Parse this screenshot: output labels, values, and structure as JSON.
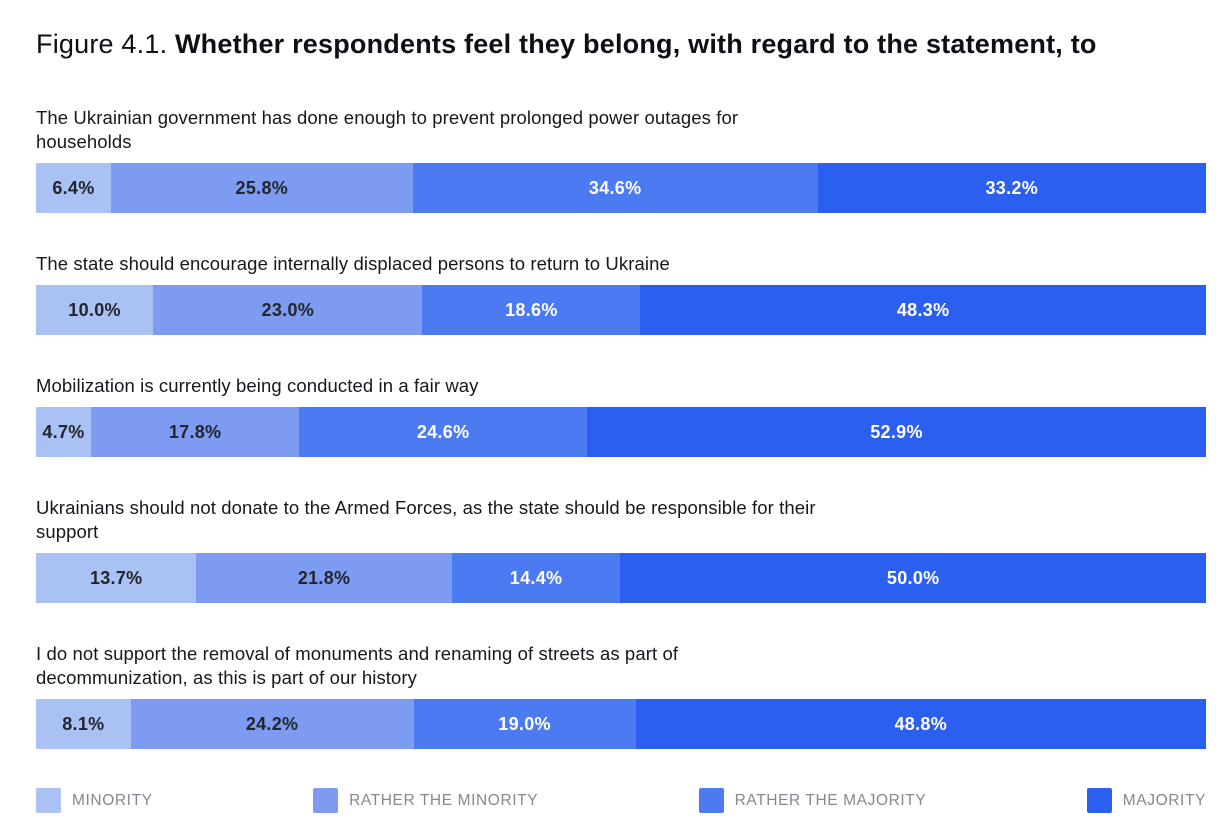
{
  "figure": {
    "title_prefix": "Figure 4.1. ",
    "title_main": "Whether respondents feel they belong, with regard to the statement, to"
  },
  "palette": {
    "minority": "#A9C2F3",
    "rather_the_minority": "#7D9BF0",
    "rather_the_majority": "#4C7BF1",
    "majority": "#2B5FF0",
    "dark_value_text": "#22252E",
    "light_value_text": "#FFFFFF",
    "statement_text": "#16181D",
    "legend_text": "#85888E"
  },
  "legend": {
    "items": [
      {
        "label": "MINORITY",
        "color": "#A9C2F3"
      },
      {
        "label": "RATHER THE MINORITY",
        "color": "#7D9BF0"
      },
      {
        "label": "RATHER THE MAJORITY",
        "color": "#4C7BF1"
      },
      {
        "label": "MAJORITY",
        "color": "#2B5FF0"
      }
    ]
  },
  "chart_data": {
    "type": "bar",
    "orientation": "horizontal_stacked",
    "unit": "%",
    "title": "Figure 4.1. Whether respondents feel they belong, with regard to the statement, to",
    "legend_position": "bottom",
    "grid": false,
    "categories": [
      "The Ukrainian government has done enough to prevent prolonged power outages for households",
      "The state should encourage internally displaced persons to return to Ukraine",
      "Mobilization is currently being conducted in a fair way",
      "Ukrainians should not donate to the Armed Forces, as the state should be responsible for their support",
      "I do not support the removal of monuments and renaming of streets as part of decommunization, as this is part of our history"
    ],
    "series": [
      {
        "name": "Minority",
        "color": "#A9C2F3",
        "label_color": "#22252E",
        "values": [
          6.4,
          10.0,
          4.7,
          13.7,
          8.1
        ]
      },
      {
        "name": "Rather the minority",
        "color": "#7D9BF0",
        "label_color": "#22252E",
        "values": [
          25.8,
          23.0,
          17.8,
          21.8,
          24.2
        ]
      },
      {
        "name": "Rather the majority",
        "color": "#4C7BF1",
        "label_color": "#FFFFFF",
        "values": [
          34.6,
          18.6,
          24.6,
          14.4,
          19.0
        ]
      },
      {
        "name": "Majority",
        "color": "#2B5FF0",
        "label_color": "#FFFFFF",
        "values": [
          33.2,
          48.3,
          52.9,
          50.0,
          48.8
        ]
      }
    ],
    "value_labels": [
      [
        "6.4%",
        "25.8%",
        "34.6%",
        "33.2%"
      ],
      [
        "10.0%",
        "23.0%",
        "18.6%",
        "48.3%"
      ],
      [
        "4.7%",
        "17.8%",
        "24.6%",
        "52.9%"
      ],
      [
        "13.7%",
        "21.8%",
        "14.4%",
        "50.0%"
      ],
      [
        "8.1%",
        "24.2%",
        "19.0%",
        "48.8%"
      ]
    ]
  }
}
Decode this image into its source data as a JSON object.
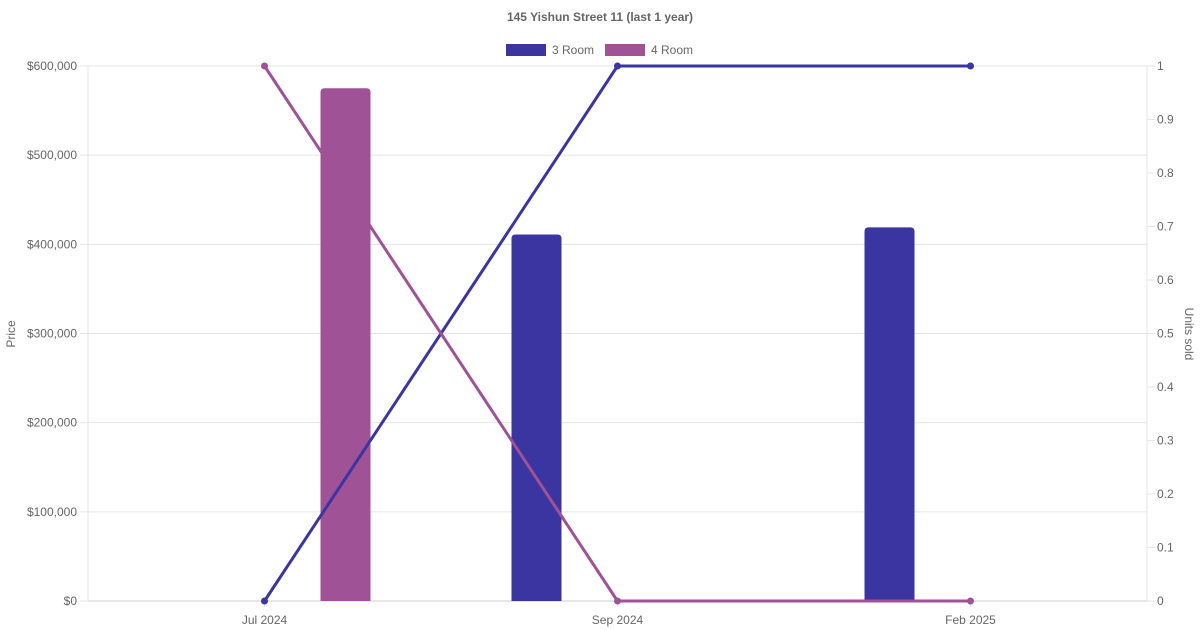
{
  "chart_data": {
    "type": "bar",
    "title": "145 Yishun Street 11 (last 1 year)",
    "categories": [
      "Jul 2024",
      "Sep 2024",
      "Feb 2025"
    ],
    "left_axis": {
      "label": "Price",
      "min": 0,
      "max": 600000,
      "ticks": [
        "$0",
        "$100,000",
        "$200,000",
        "$300,000",
        "$400,000",
        "$500,000",
        "$600,000"
      ]
    },
    "right_axis": {
      "label": "Units sold",
      "min": 0,
      "max": 1,
      "ticks": [
        "0",
        "0.1",
        "0.2",
        "0.3",
        "0.4",
        "0.5",
        "0.6",
        "0.7",
        "0.8",
        "0.9",
        "1"
      ]
    },
    "series": [
      {
        "name": "3 Room",
        "color": "#3a35a0",
        "price": [
          null,
          411000,
          419000
        ],
        "units_sold": [
          0,
          1,
          1
        ]
      },
      {
        "name": "4 Room",
        "color": "#a05296",
        "price": [
          575000,
          null,
          null
        ],
        "units_sold": [
          1,
          0,
          0
        ]
      }
    ],
    "grid": true,
    "legend": "top-center"
  }
}
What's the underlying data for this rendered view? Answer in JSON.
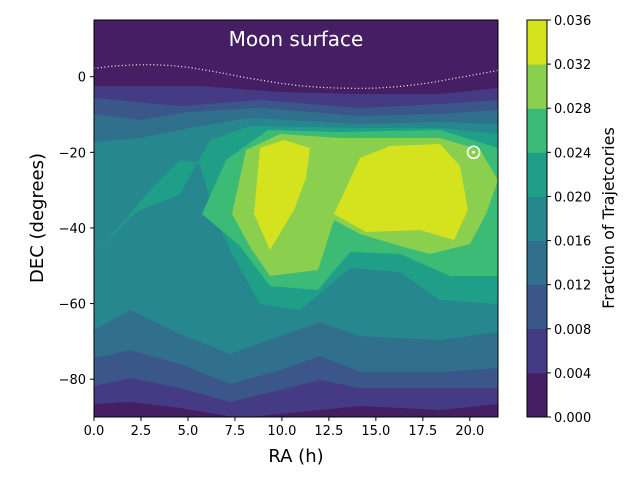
{
  "chart_data": {
    "type": "contour",
    "title": "Moon surface",
    "xlabel": "RA (h)",
    "ylabel": "DEC (degrees)",
    "colorbar_label": "Fraction of Trajetcories",
    "xlim": [
      0,
      21.5
    ],
    "ylim": [
      -90,
      15
    ],
    "xticks": [
      "0.0",
      "2.5",
      "5.0",
      "7.5",
      "10.0",
      "12.5",
      "15.0",
      "17.5",
      "20.0"
    ],
    "yticks": [
      "0",
      "−20",
      "−40",
      "−60",
      "−80"
    ],
    "levels": [
      0.0,
      0.004,
      0.008,
      0.012,
      0.016,
      0.02,
      0.024,
      0.028,
      0.032,
      0.036
    ],
    "level_labels": [
      "0.000",
      "0.004",
      "0.008",
      "0.012",
      "0.016",
      "0.020",
      "0.024",
      "0.028",
      "0.032",
      "0.036"
    ],
    "colors": [
      "#461e63",
      "#443b84",
      "#3b578a",
      "#31708d",
      "#26878e",
      "#1f9f88",
      "#3bbb75",
      "#8bcf4f",
      "#d5e21e"
    ],
    "colormap": "viridis",
    "max_region_centers": [
      {
        "ra": 10.3,
        "dec": -28
      },
      {
        "ra": 16.5,
        "dec": -28
      }
    ],
    "marker": {
      "symbol": "sun-circle-dot",
      "ra": 20.2,
      "dec": -20
    },
    "ecliptic_line": {
      "ra": [
        0,
        1,
        2,
        3,
        4,
        5,
        6,
        7,
        8,
        9,
        10,
        11,
        12,
        13,
        14,
        15,
        16,
        17,
        18,
        19,
        20,
        21,
        21.5
      ],
      "dec": [
        2.2,
        2.8,
        3.1,
        3.2,
        3.0,
        2.5,
        1.7,
        0.8,
        -0.2,
        -1.0,
        -1.8,
        -2.4,
        -2.8,
        -3.0,
        -3.1,
        -3.0,
        -2.7,
        -2.2,
        -1.5,
        -0.6,
        0.3,
        1.2,
        1.7
      ]
    }
  }
}
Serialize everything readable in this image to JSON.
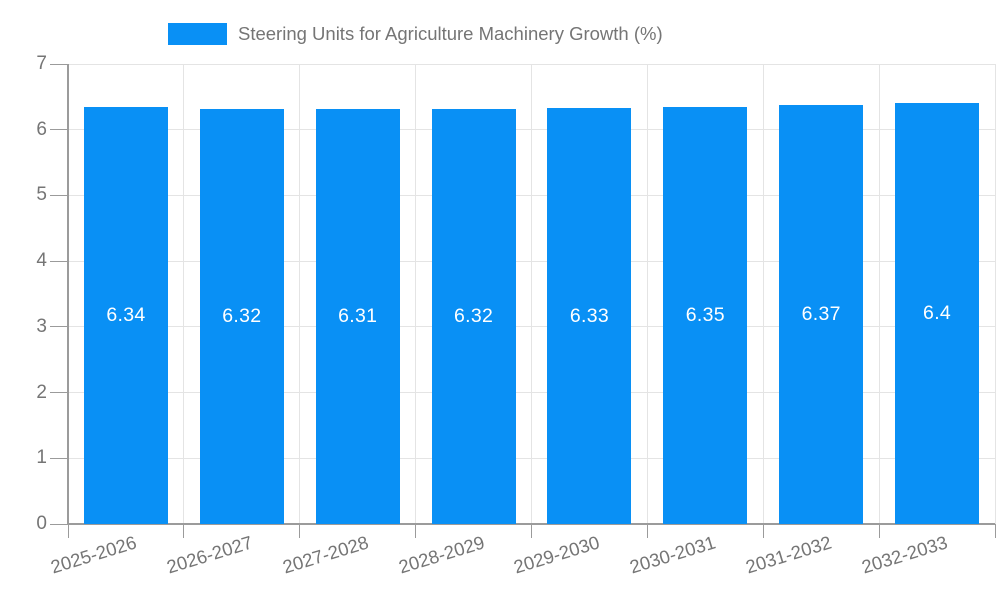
{
  "chart_data": {
    "type": "bar",
    "title": "Steering Units for Agriculture Machinery Growth (%)",
    "xlabel": "",
    "ylabel": "",
    "categories": [
      "2025-2026",
      "2026-2027",
      "2027-2028",
      "2028-2029",
      "2029-2030",
      "2030-2031",
      "2031-2032",
      "2032-2033"
    ],
    "values": [
      6.34,
      6.32,
      6.31,
      6.32,
      6.33,
      6.35,
      6.37,
      6.4
    ],
    "bar_labels": [
      "6.34",
      "6.32",
      "6.31",
      "6.32",
      "6.33",
      "6.35",
      "6.37",
      "6.4"
    ],
    "ylim": [
      0,
      7
    ],
    "yticks": [
      0,
      1,
      2,
      3,
      4,
      5,
      6,
      7
    ],
    "grid": true,
    "legend_position": "top"
  },
  "colors": {
    "bar": "#0990f5",
    "grid": "#e4e4e4",
    "axis": "#9b9b9b",
    "text": "#757575",
    "bar_label": "#ffffff",
    "background": "#ffffff"
  }
}
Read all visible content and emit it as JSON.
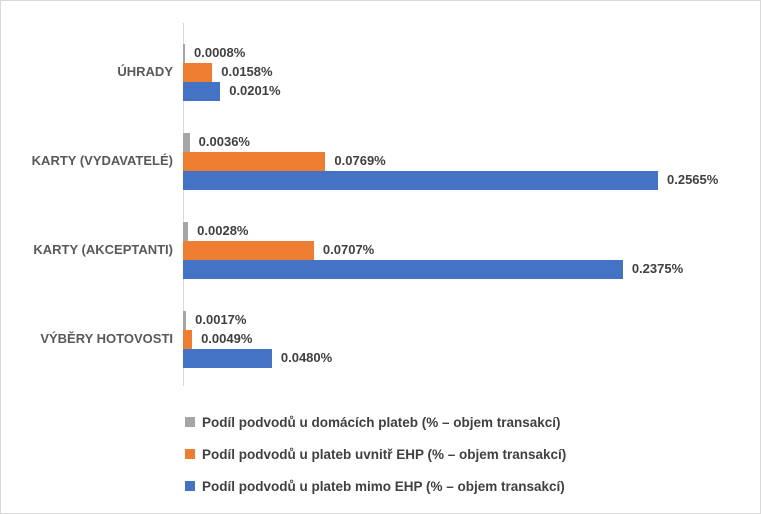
{
  "chart_data": {
    "type": "bar",
    "orientation": "horizontal",
    "title": "",
    "xlabel": "",
    "ylabel": "",
    "grid": false,
    "legend_position": "bottom-left",
    "value_suffix": "%",
    "xlim": [
      0,
      0.2565
    ],
    "categories": [
      "ÚHRADY",
      "KARTY (VYDAVATELÉ)",
      "KARTY (AKCEPTANTI)",
      "VÝBĚRY HOTOVOSTI"
    ],
    "series": [
      {
        "name": "Podíl podvodů u domácích plateb (% – objem transakcí)",
        "color": "#A5A5A5",
        "values": [
          0.0008,
          0.0036,
          0.0028,
          0.0017
        ],
        "labels": [
          "0.0008%",
          "0.0036%",
          "0.0028%",
          "0.0017%"
        ]
      },
      {
        "name": "Podíl podvodů u plateb uvnitř EHP (% – objem transakcí)",
        "color": "#ED7D31",
        "values": [
          0.0158,
          0.0769,
          0.0707,
          0.0049
        ],
        "labels": [
          "0.0158%",
          "0.0769%",
          "0.0707%",
          "0.0049%"
        ]
      },
      {
        "name": "Podíl podvodů u plateb mimo EHP (% – objem transakcí)",
        "color": "#4472C4",
        "values": [
          0.0201,
          0.2565,
          0.2375,
          0.048
        ],
        "labels": [
          "0.0201%",
          "0.2565%",
          "0.2375%",
          "0.0480%"
        ]
      }
    ],
    "colors": {
      "text": "#404040",
      "category_text": "#595959",
      "axis": "#D9D9D9",
      "border": "#D9D9D9"
    }
  }
}
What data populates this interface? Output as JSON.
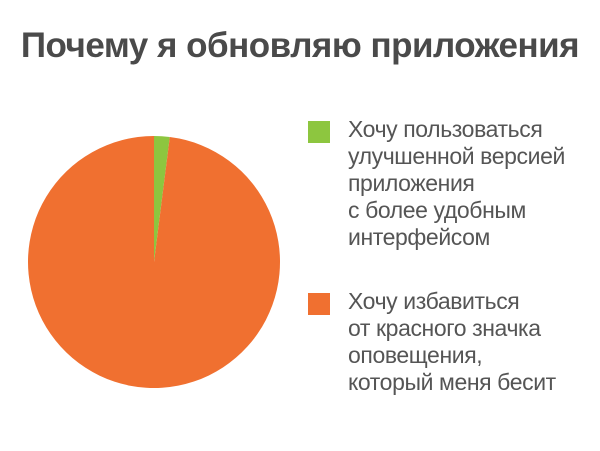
{
  "chart_data": {
    "type": "pie",
    "title": "Почему я обновляю приложения",
    "slices": [
      {
        "label_lines": [
          "Хочу пользоваться",
          "улучшенной версией",
          "приложения",
          "с более удобным",
          "интерфейсом"
        ],
        "value": 2,
        "color": "#8dc63f"
      },
      {
        "label_lines": [
          "Хочу избавиться",
          "от красного значка",
          "оповещения,",
          "который меня бесит"
        ],
        "value": 98,
        "color": "#f07030"
      }
    ],
    "legend": "right"
  }
}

- **TASK PROMPT**
Make an exact copy of only those lines that run from the line with "What data populates" through the end of the records, excluding pictures.

- **EXERCISE SOLUTION**
What data populates this interface? Output as JSON.
{
  "chart_data": {
    "type": "pie",
    "title": "Почему я обновляю приложения",
    "slices": [
      {
        "label_lines": [
          "Хочу пользоваться",
          "улучшенной версией",
          "приложения",
          "с более удобным",
          "интерфейсом"
        ],
        "value": 2,
        "color": "#8dc63f"
      },
      {
        "label_lines": [
          "Хочу избавиться",
          "от красного значка",
          "оповещения,",
          "который меня бесит"
        ],
        "value": 98,
        "color": "#f07030"
      }
    ],
    "legend": "right"
  }
}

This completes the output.